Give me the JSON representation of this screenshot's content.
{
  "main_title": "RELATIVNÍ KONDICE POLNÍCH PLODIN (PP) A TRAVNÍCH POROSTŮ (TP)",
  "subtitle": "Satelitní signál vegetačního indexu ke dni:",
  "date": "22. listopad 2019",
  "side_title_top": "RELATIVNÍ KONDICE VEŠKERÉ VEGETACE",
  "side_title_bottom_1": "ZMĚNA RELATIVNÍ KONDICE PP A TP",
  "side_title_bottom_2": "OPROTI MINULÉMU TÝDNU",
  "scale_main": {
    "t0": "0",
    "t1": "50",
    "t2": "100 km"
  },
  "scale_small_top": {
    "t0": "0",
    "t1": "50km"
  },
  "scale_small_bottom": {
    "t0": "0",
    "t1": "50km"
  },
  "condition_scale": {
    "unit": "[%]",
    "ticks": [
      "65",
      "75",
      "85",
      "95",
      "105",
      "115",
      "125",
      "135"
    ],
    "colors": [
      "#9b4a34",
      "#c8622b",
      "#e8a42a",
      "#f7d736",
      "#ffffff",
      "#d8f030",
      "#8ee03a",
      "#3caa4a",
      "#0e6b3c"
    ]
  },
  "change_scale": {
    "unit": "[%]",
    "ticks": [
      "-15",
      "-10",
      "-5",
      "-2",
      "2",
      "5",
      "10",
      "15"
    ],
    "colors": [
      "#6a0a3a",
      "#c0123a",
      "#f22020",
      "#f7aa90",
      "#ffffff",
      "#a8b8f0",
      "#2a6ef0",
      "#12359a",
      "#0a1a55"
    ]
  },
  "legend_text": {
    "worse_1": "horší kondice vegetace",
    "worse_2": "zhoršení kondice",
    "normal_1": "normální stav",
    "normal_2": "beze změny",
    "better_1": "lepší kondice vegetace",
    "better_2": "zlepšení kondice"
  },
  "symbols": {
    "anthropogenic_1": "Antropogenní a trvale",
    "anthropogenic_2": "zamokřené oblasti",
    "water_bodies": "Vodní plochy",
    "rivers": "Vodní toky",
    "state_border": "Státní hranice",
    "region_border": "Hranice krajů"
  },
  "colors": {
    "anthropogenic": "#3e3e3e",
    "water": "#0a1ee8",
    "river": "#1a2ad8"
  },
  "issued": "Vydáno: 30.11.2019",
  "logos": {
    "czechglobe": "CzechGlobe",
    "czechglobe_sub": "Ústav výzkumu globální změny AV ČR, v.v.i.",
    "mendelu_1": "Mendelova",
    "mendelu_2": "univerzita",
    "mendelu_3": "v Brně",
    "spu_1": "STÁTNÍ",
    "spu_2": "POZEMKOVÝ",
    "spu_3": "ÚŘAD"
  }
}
• • • • •
Word for word, restate all of the data shown above.

Give me the JSON representation of this screenshot's content.
{
  "main_title": "RELATIVNÍ KONDICE POLNÍCH PLODIN (PP) A TRAVNÍCH POROSTŮ (TP)",
  "subtitle": "Satelitní signál vegetačního indexu ke dni:",
  "date": "22. listopad 2019",
  "side_title_top": "RELATIVNÍ KONDICE VEŠKERÉ VEGETACE",
  "side_title_bottom_1": "ZMĚNA RELATIVNÍ KONDICE PP A TP",
  "side_title_bottom_2": "OPROTI MINULÉMU TÝDNU",
  "scale_main": {
    "t0": "0",
    "t1": "50",
    "t2": "100 km"
  },
  "scale_small_top": {
    "t0": "0",
    "t1": "50km"
  },
  "scale_small_bottom": {
    "t0": "0",
    "t1": "50km"
  },
  "condition_scale": {
    "unit": "[%]",
    "ticks": [
      "65",
      "75",
      "85",
      "95",
      "105",
      "115",
      "125",
      "135"
    ],
    "colors": [
      "#9b4a34",
      "#c8622b",
      "#e8a42a",
      "#f7d736",
      "#ffffff",
      "#d8f030",
      "#8ee03a",
      "#3caa4a",
      "#0e6b3c"
    ]
  },
  "change_scale": {
    "unit": "[%]",
    "ticks": [
      "-15",
      "-10",
      "-5",
      "-2",
      "2",
      "5",
      "10",
      "15"
    ],
    "colors": [
      "#6a0a3a",
      "#c0123a",
      "#f22020",
      "#f7aa90",
      "#ffffff",
      "#a8b8f0",
      "#2a6ef0",
      "#12359a",
      "#0a1a55"
    ]
  },
  "legend_text": {
    "worse_1": "horší kondice vegetace",
    "worse_2": "zhoršení kondice",
    "normal_1": "normální stav",
    "normal_2": "beze změny",
    "better_1": "lepší kondice vegetace",
    "better_2": "zlepšení kondice"
  },
  "symbols": {
    "anthropogenic_1": "Antropogenní a trvale",
    "anthropogenic_2": "zamokřené oblasti",
    "water_bodies": "Vodní plochy",
    "rivers": "Vodní toky",
    "state_border": "Státní hranice",
    "region_border": "Hranice krajů"
  },
  "colors": {
    "anthropogenic": "#3e3e3e",
    "water": "#0a1ee8",
    "river": "#1a2ad8"
  },
  "issued": "Vydáno: 30.11.2019",
  "logos": {
    "czechglobe": "CzechGlobe",
    "czechglobe_sub": "Ústav výzkumu globální změny AV ČR, v.v.i.",
    "mendelu_1": "Mendelova",
    "mendelu_2": "univerzita",
    "mendelu_3": "v Brně",
    "spu_1": "STÁTNÍ",
    "spu_2": "POZEMKOVÝ",
    "spu_3": "ÚŘAD"
  }
}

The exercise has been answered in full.